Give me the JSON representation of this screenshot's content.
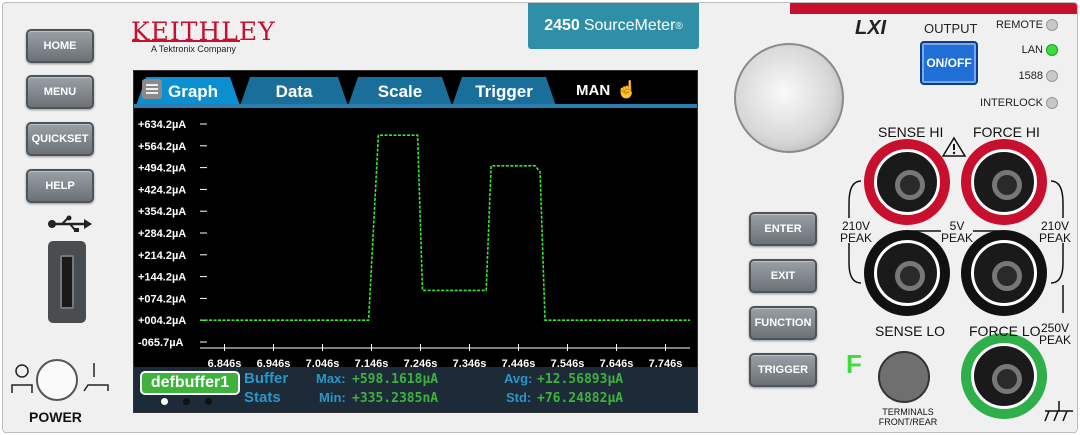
{
  "brand": {
    "name": "KEITHLEY",
    "sub": "A Tektronix Company"
  },
  "model": {
    "number": "2450",
    "name": "SourceMeter",
    "mark": "®"
  },
  "left_buttons": [
    "HOME",
    "MENU",
    "QUICKSET",
    "HELP"
  ],
  "power_label": "POWER",
  "tabs": [
    {
      "label": "Graph",
      "active": true
    },
    {
      "label": "Data"
    },
    {
      "label": "Scale"
    },
    {
      "label": "Trigger"
    }
  ],
  "range_mode": "MAN",
  "chart_data": {
    "type": "line",
    "y_tick_labels": [
      "+634.2µA",
      "+564.2µA",
      "+494.2µA",
      "+424.2µA",
      "+354.2µA",
      "+284.2µA",
      "+214.2µA",
      "+144.2µA",
      "+074.2µA",
      "+004.2µA",
      "-065.7µA"
    ],
    "x_tick_labels": [
      "6.846s",
      "6.946s",
      "7.046s",
      "7.146s",
      "7.246s",
      "7.346s",
      "7.446s",
      "7.546s",
      "7.646s",
      "7.746s"
    ],
    "ylim": [
      -65.7,
      634.2
    ],
    "xlim": [
      6.796,
      7.796
    ],
    "grid": false,
    "series": [
      {
        "color": "#39e639",
        "x": [
          6.796,
          7.14,
          7.16,
          7.17,
          7.24,
          7.25,
          7.26,
          7.38,
          7.39,
          7.4,
          7.48,
          7.49,
          7.5,
          7.52,
          7.796
        ],
        "y": [
          4.2,
          4.2,
          598.2,
          598.2,
          598.2,
          100,
          100,
          100,
          500,
          500,
          500,
          480,
          4.2,
          4.2,
          4.2
        ]
      }
    ]
  },
  "buffer": {
    "name": "defbuffer1",
    "label1": "Buffer",
    "label2": "Stats",
    "max_label": "Max:",
    "max_value": "+598.1618µA",
    "min_label": "Min:",
    "min_value": "+335.2385nA",
    "avg_label": "Avg:",
    "avg_value": "+12.56893µA",
    "std_label": "Std:",
    "std_value": "+76.24882µA"
  },
  "lxi_label": "LXI",
  "output_label": "OUTPUT",
  "onoff_label": "ON/OFF",
  "indicators": [
    {
      "label": "REMOTE",
      "color": "#c8c8c8"
    },
    {
      "label": "LAN",
      "color": "#3ddc3d"
    },
    {
      "label": "1588",
      "color": "#c8c8c8"
    },
    {
      "label": "INTERLOCK",
      "color": "#c8c8c8"
    }
  ],
  "right_buttons": [
    "ENTER",
    "EXIT",
    "FUNCTION",
    "TRIGGER"
  ],
  "terminals": {
    "sense_hi": "SENSE HI",
    "force_hi": "FORCE HI",
    "sense_lo": "SENSE LO",
    "force_lo": "FORCE LO",
    "peak_left": "210V\nPEAK",
    "peak_mid": "5V\nPEAK",
    "peak_right": "210V\nPEAK",
    "peak_bottom": "250V\nPEAK"
  },
  "front_rear_letter": "F",
  "terminals_select_label": "TERMINALS\nFRONT/REAR"
}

========

EXERCISE DESCRIPTION ->
The listing above needs to be output again exactly. Don't include the pictures.

TASK OUTPUT ->
Give me the JSON representation of this screenshot's content.
{
  "brand": {
    "name": "KEITHLEY",
    "sub": "A Tektronix Company"
  },
  "model": {
    "number": "2450",
    "name": "SourceMeter",
    "mark": "®"
  },
  "left_buttons": [
    "HOME",
    "MENU",
    "QUICKSET",
    "HELP"
  ],
  "power_label": "POWER",
  "tabs": [
    {
      "label": "Graph",
      "active": true
    },
    {
      "label": "Data"
    },
    {
      "label": "Scale"
    },
    {
      "label": "Trigger"
    }
  ],
  "range_mode": "MAN",
  "chart_data": {
    "type": "line",
    "y_tick_labels": [
      "+634.2µA",
      "+564.2µA",
      "+494.2µA",
      "+424.2µA",
      "+354.2µA",
      "+284.2µA",
      "+214.2µA",
      "+144.2µA",
      "+074.2µA",
      "+004.2µA",
      "-065.7µA"
    ],
    "x_tick_labels": [
      "6.846s",
      "6.946s",
      "7.046s",
      "7.146s",
      "7.246s",
      "7.346s",
      "7.446s",
      "7.546s",
      "7.646s",
      "7.746s"
    ],
    "ylim": [
      -65.7,
      634.2
    ],
    "xlim": [
      6.796,
      7.796
    ],
    "grid": false,
    "series": [
      {
        "color": "#39e639",
        "x": [
          6.796,
          7.14,
          7.16,
          7.17,
          7.24,
          7.25,
          7.26,
          7.38,
          7.39,
          7.4,
          7.48,
          7.49,
          7.5,
          7.52,
          7.796
        ],
        "y": [
          4.2,
          4.2,
          598.2,
          598.2,
          598.2,
          100,
          100,
          100,
          500,
          500,
          500,
          480,
          4.2,
          4.2,
          4.2
        ]
      }
    ]
  },
  "buffer": {
    "name": "defbuffer1",
    "label1": "Buffer",
    "label2": "Stats",
    "max_label": "Max:",
    "max_value": "+598.1618µA",
    "min_label": "Min:",
    "min_value": "+335.2385nA",
    "avg_label": "Avg:",
    "avg_value": "+12.56893µA",
    "std_label": "Std:",
    "std_value": "+76.24882µA"
  },
  "lxi_label": "LXI",
  "output_label": "OUTPUT",
  "onoff_label": "ON/OFF",
  "indicators": [
    {
      "label": "REMOTE",
      "color": "#c8c8c8"
    },
    {
      "label": "LAN",
      "color": "#3ddc3d"
    },
    {
      "label": "1588",
      "color": "#c8c8c8"
    },
    {
      "label": "INTERLOCK",
      "color": "#c8c8c8"
    }
  ],
  "right_buttons": [
    "ENTER",
    "EXIT",
    "FUNCTION",
    "TRIGGER"
  ],
  "terminals": {
    "sense_hi": "SENSE HI",
    "force_hi": "FORCE HI",
    "sense_lo": "SENSE LO",
    "force_lo": "FORCE LO",
    "peak_left": "210V\nPEAK",
    "peak_mid": "5V\nPEAK",
    "peak_right": "210V\nPEAK",
    "peak_bottom": "250V\nPEAK"
  },
  "front_rear_letter": "F",
  "terminals_select_label": "TERMINALS\nFRONT/REAR"
}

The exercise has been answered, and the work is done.